--- Request ---
What is the number of lines in the data holding the word "with"? Give that number by itself.

--- Data to use ---
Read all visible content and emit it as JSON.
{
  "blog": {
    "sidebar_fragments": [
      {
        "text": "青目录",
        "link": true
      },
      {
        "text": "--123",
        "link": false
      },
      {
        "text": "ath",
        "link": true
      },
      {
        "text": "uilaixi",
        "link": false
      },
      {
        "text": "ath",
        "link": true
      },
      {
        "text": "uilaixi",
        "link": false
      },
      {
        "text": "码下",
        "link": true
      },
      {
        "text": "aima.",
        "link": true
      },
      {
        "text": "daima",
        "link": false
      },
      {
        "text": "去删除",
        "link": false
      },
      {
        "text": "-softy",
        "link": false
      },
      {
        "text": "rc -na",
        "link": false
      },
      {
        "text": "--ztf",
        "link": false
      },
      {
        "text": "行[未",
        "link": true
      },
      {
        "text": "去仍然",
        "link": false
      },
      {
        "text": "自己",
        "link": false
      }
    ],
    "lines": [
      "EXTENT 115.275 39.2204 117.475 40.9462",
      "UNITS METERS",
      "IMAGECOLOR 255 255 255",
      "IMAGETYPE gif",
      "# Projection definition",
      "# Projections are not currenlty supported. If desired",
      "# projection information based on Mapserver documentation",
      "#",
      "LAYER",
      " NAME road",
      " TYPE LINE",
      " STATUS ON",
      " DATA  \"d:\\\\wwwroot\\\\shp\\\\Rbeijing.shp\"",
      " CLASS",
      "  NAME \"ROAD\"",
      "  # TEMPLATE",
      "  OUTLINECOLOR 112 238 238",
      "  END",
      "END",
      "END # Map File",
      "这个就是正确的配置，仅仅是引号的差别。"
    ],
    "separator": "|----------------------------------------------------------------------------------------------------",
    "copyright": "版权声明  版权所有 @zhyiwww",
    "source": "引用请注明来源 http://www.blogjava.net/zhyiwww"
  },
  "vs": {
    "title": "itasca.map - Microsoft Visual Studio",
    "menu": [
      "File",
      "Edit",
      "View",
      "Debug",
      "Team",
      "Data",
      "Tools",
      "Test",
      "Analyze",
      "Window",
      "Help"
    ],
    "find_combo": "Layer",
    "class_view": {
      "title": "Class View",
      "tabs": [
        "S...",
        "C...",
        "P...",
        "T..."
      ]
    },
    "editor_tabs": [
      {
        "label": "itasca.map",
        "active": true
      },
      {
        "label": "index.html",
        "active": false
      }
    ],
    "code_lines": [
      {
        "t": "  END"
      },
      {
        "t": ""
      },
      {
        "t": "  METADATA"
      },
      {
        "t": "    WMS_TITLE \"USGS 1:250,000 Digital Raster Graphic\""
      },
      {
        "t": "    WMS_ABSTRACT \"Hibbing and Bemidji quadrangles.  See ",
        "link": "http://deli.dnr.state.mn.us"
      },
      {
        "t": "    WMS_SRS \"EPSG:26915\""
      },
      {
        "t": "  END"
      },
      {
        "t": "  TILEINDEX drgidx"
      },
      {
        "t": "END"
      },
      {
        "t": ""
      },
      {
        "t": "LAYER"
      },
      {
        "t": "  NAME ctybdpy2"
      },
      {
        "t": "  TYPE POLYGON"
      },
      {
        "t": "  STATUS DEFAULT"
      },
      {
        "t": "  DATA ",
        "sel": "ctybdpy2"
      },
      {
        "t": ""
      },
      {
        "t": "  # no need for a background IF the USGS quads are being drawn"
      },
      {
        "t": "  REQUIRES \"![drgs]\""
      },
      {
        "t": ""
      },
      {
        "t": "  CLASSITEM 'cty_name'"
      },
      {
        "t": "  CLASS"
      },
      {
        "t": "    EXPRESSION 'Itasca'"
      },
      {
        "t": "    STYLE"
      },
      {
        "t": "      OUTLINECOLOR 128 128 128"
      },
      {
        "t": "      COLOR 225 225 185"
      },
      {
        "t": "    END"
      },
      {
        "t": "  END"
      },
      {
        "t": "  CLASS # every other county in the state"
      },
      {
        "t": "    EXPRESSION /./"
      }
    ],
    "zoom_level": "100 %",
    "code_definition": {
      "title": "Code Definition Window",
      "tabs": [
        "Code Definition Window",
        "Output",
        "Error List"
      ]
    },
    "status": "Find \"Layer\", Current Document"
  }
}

--

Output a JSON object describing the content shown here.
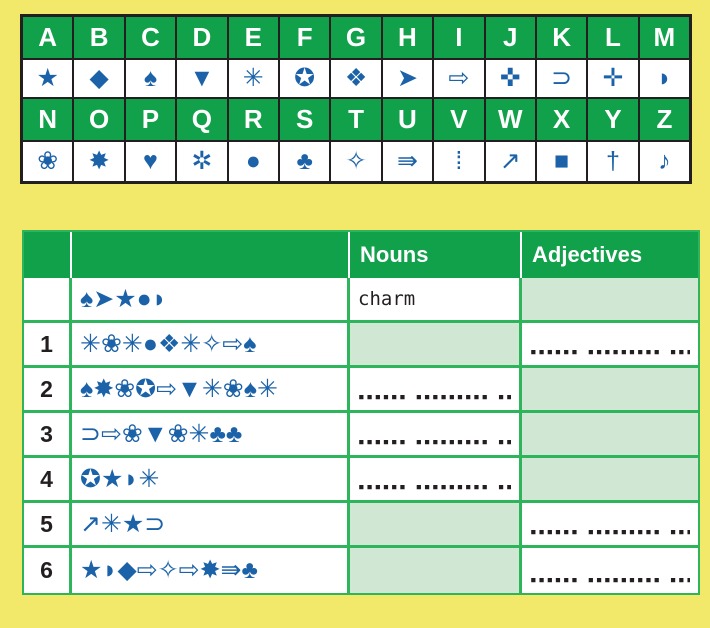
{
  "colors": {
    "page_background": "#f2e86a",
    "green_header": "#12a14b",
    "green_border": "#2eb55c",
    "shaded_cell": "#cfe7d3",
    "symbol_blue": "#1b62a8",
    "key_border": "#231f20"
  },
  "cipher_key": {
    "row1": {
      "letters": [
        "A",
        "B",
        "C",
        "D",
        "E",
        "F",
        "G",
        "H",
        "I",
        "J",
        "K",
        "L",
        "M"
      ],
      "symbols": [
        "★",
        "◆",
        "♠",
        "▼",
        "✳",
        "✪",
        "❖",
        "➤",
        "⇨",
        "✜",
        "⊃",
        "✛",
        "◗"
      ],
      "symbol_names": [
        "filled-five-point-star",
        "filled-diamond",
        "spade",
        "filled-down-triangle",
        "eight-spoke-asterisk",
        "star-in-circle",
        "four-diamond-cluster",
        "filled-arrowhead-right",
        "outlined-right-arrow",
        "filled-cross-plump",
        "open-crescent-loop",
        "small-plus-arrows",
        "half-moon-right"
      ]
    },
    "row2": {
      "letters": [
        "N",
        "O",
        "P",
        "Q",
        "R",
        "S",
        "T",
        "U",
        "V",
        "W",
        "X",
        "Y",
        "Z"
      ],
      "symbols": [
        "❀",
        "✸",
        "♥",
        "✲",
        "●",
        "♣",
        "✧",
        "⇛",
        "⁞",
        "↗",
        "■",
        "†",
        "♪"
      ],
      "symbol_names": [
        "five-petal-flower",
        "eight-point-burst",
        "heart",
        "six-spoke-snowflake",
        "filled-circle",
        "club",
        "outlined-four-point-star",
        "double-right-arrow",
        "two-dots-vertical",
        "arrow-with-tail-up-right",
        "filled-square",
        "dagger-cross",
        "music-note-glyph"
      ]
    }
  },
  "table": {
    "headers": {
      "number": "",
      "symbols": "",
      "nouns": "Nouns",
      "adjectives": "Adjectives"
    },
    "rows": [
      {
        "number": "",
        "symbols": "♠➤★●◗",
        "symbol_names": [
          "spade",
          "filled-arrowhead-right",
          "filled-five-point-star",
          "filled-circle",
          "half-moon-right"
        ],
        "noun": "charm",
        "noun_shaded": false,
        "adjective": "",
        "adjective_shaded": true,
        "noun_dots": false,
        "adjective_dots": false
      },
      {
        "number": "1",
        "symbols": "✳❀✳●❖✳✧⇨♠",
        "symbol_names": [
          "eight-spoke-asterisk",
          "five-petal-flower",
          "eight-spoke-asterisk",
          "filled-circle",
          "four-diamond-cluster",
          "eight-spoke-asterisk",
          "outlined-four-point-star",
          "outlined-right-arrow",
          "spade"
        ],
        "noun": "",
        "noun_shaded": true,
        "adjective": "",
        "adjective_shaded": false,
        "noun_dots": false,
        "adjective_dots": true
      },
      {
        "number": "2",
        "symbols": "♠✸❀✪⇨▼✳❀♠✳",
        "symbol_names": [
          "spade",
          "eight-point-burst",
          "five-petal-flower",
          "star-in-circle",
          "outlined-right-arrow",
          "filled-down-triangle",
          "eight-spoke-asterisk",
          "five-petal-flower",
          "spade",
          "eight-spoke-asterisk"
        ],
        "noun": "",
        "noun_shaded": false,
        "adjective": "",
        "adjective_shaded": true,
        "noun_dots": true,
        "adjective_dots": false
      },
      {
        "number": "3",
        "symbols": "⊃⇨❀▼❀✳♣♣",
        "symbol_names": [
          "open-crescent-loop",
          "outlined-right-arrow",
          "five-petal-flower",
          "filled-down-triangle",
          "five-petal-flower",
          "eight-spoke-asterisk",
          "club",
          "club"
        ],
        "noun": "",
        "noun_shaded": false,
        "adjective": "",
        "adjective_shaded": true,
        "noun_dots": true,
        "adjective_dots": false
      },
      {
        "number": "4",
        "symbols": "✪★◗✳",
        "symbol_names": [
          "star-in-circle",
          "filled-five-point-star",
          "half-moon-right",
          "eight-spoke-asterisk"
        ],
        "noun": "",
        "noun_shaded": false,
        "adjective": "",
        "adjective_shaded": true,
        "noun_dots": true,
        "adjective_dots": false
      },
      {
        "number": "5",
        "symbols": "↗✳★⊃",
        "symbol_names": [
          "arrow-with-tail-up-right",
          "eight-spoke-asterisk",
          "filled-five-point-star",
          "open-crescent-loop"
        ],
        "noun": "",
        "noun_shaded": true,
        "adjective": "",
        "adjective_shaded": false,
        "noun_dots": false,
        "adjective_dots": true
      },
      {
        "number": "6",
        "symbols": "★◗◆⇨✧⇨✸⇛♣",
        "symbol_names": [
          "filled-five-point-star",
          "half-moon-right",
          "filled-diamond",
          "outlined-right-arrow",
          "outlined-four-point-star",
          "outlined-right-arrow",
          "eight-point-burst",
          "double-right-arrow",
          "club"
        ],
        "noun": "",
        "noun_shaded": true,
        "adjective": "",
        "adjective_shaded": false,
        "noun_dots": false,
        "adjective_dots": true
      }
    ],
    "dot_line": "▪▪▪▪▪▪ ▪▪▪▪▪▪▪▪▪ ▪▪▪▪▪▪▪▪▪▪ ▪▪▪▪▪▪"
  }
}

--- Output for this exercise ---
2